AIM OF THE EXERCISE:
Pictures are to be omitted. Output only the lines from the one containing "Type out the text in this image." through the end of the data, word for word.

Dataset records of document pages:
▬▬▬▬▬▬▬▬▬▬

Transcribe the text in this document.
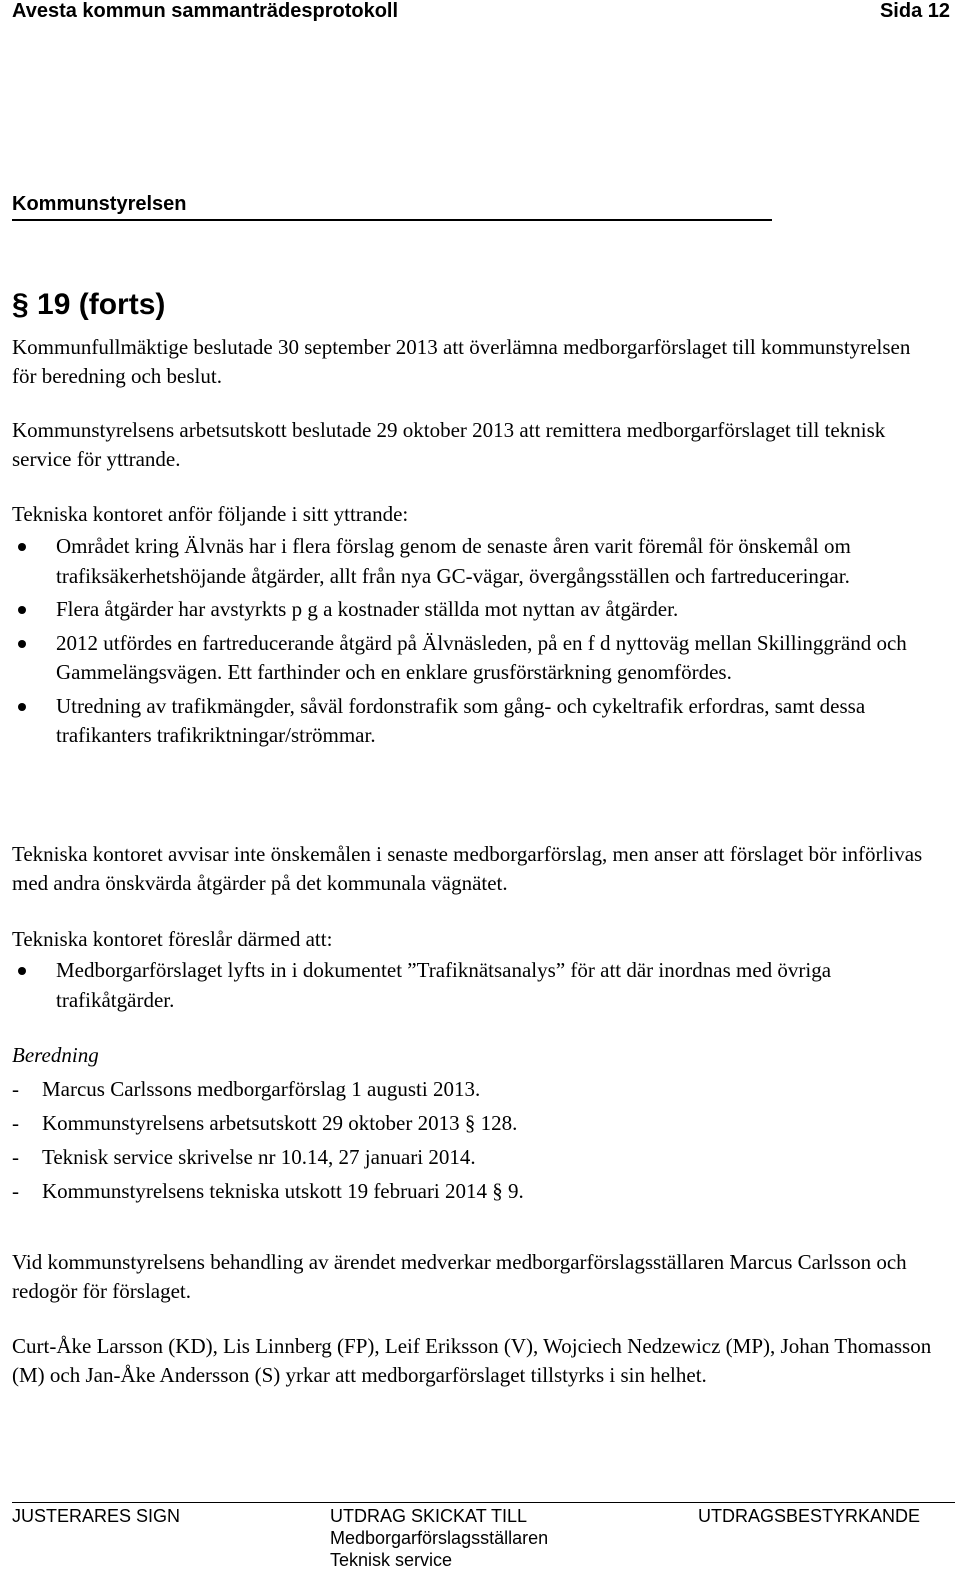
Avesta kommun sammanträdesprotokoll	Sida 12
Kommunstyrelsen
§ 19 (forts)
Kommunfullmäktige beslutade 30 september 2013 att överlämna medborgarförslaget till kommunstyrelsen för beredning och beslut.
Kommunstyrelsens arbetsutskott beslutade 29 oktober 2013 att remittera medborgarförslaget till teknisk service för yttrande.
Tekniska kontoret anför följande i sitt yttrande:
Området kring Älvnäs har i flera förslag genom de senaste åren varit föremål för önskemål om trafiksäkerhetshöjande åtgärder, allt från nya GC-vägar, övergångsställen och fartreduceringar.
Flera åtgärder har avstyrkts p g a kostnader ställda mot nyttan av åtgärder.
2012 utfördes en fartreducerande åtgärd på Älvnäsleden, på en f d nyttoväg mellan Skillinggränd och Gammelängsvägen. Ett farthinder och en enklare grusförstärkning genomfördes.
Utredning av trafikmängder, såväl fordonstrafik som gång- och cykeltrafik erfordras, samt dessa trafikanters trafikriktningar/strömmar.
Tekniska kontoret avvisar inte önskemålen i senaste medborgarförslag, men anser att förslaget bör införlivas med andra önskvärda åtgärder på det kommunala vägnätet.
Tekniska kontoret föreslår därmed att:
Medborgarförslaget lyfts in i dokumentet ”Trafiknätsanalys” för att där inordnas med övriga trafikåtgärder.
Beredning
- Marcus Carlssons medborgarförslag 1 augusti 2013.
- Kommunstyrelsens arbetsutskott 29 oktober 2013 § 128.
- Teknisk service skrivelse nr 10.14, 27 januari 2014.
- Kommunstyrelsens tekniska utskott 19 februari 2014 § 9.
Vid kommunstyrelsens behandling av ärendet medverkar medborgarförslagsställaren Marcus Carlsson och redogör för förslaget.
Curt-Åke Larsson (KD), Lis Linnberg (FP), Leif Eriksson (V), Wojciech Nedzewicz (MP), Johan Thomasson (M) och Jan-Åke Andersson (S) yrkar att medborgarförslaget tillstyrks i sin helhet.
JUSTERARES SIGN	UTDRAG SKICKAT TILL
Medborgarförslagsställaren
Teknisk service
UTDRAGSBESTYRKANDE
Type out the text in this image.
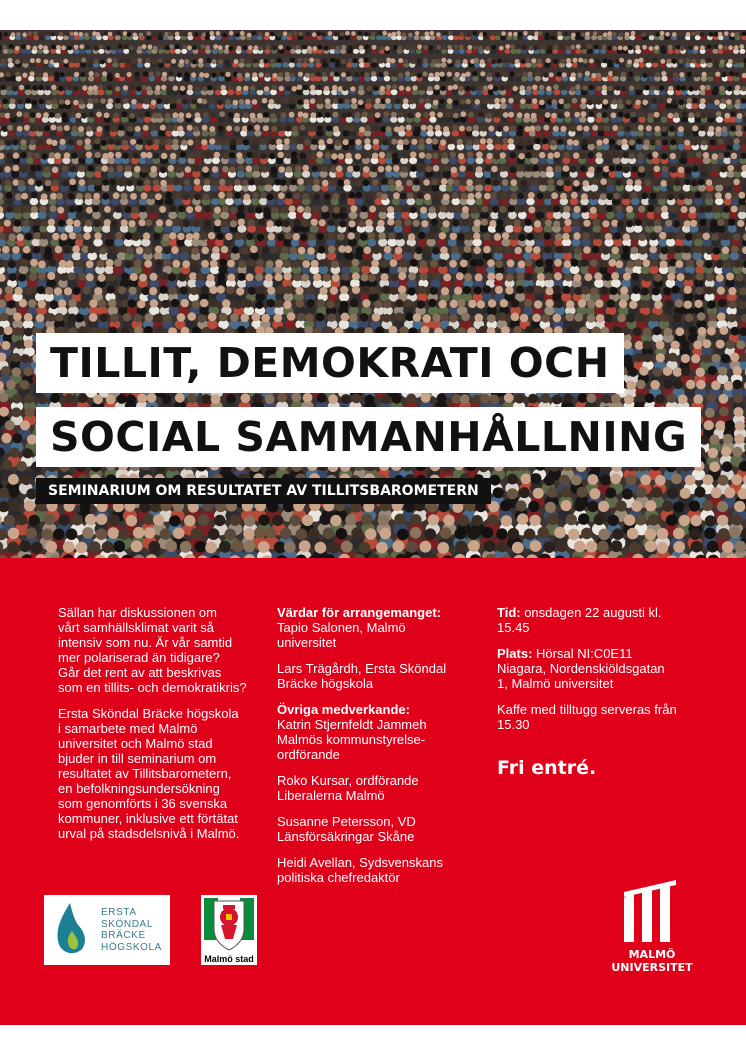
TILLIT, DEMOKRATI OCH
SOCIAL SAMMANHÅLLNING
SEMINARIUM OM RESULTATET AV TILLITSBAROMETERN

Sällan har diskussionen om
vårt samhällsklimat varit så
intensiv som nu. Är vår samtid
mer polariserad än tidigare?
Går det rent av att beskrivas
som en tillits- och demokratikris?

Ersta Sköndal Bräcke högskola
i samarbete med Malmö
universitet och Malmö stad
bjuder in till seminarium om
resultatet av Tillitsbarometern,
en befolkningsundersökning
som genomförts i 36 svenska
kommuner, inklusive ett förtätat
urval på stadsdelsnivå i Malmö.

Värdar för arrangemanget:
Tapio Salonen, Malmö
universitet

Lars Trägårdh, Ersta Sköndal
Bräcke högskola

Övriga medverkande:
Katrin Stjernfeldt Jammeh
Malmös kommunstyrelse-
ordförande

Roko Kursar, ordförande
Liberalerna Malmö

Susanne Petersson, VD
Länsförsäkringar Skåne

Heidi Avellan, Sydsvenskans
politiska chefredaktör

Tid: onsdagen 22 augusti kl.
15.45

Plats: Hörsal NI:C0E11
Niagara, Nordenskiöldsgatan
1, Malmö universitet

Kaffe med tilltugg serveras från
15.30

Fri entré.
ERSTA
SKÖNDAL
BRÄCKE
HÖGSKOLA
Malmö stad	MALMÖ
UNIVERSITET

▬▬▬▬▬▬▬▬▬▬

THE COMPLETED TASK:
Type out the text in this image.
TILLIT, DEMOKRATI OCH
SOCIAL SAMMANHÅLLNING
SEMINARIUM OM RESULTATET AV TILLITSBAROMETERN

Sällan har diskussionen om
vårt samhällsklimat varit så
intensiv som nu. Är vår samtid
mer polariserad än tidigare?
Går det rent av att beskrivas
som en tillits- och demokratikris?

Ersta Sköndal Bräcke högskola
i samarbete med Malmö
universitet och Malmö stad
bjuder in till seminarium om
resultatet av Tillitsbarometern,
en befolkningsundersökning
som genomförts i 36 svenska
kommuner, inklusive ett förtätat
urval på stadsdelsnivå i Malmö.

Värdar för arrangemanget:
Tapio Salonen, Malmö
universitet

Lars Trägårdh, Ersta Sköndal
Bräcke högskola

Övriga medverkande:
Katrin Stjernfeldt Jammeh
Malmös kommunstyrelse-
ordförande

Roko Kursar, ordförande
Liberalerna Malmö

Susanne Petersson, VD
Länsförsäkringar Skåne

Heidi Avellan, Sydsvenskans
politiska chefredaktör

Tid: onsdagen 22 augusti kl.
15.45

Plats: Hörsal NI:C0E11
Niagara, Nordenskiöldsgatan
1, Malmö universitet

Kaffe med tilltugg serveras från
15.30

Fri entré.
ERSTA
SKÖNDAL
BRÄCKE
HÖGSKOLA
Malmö stad	MALMÖ
UNIVERSITET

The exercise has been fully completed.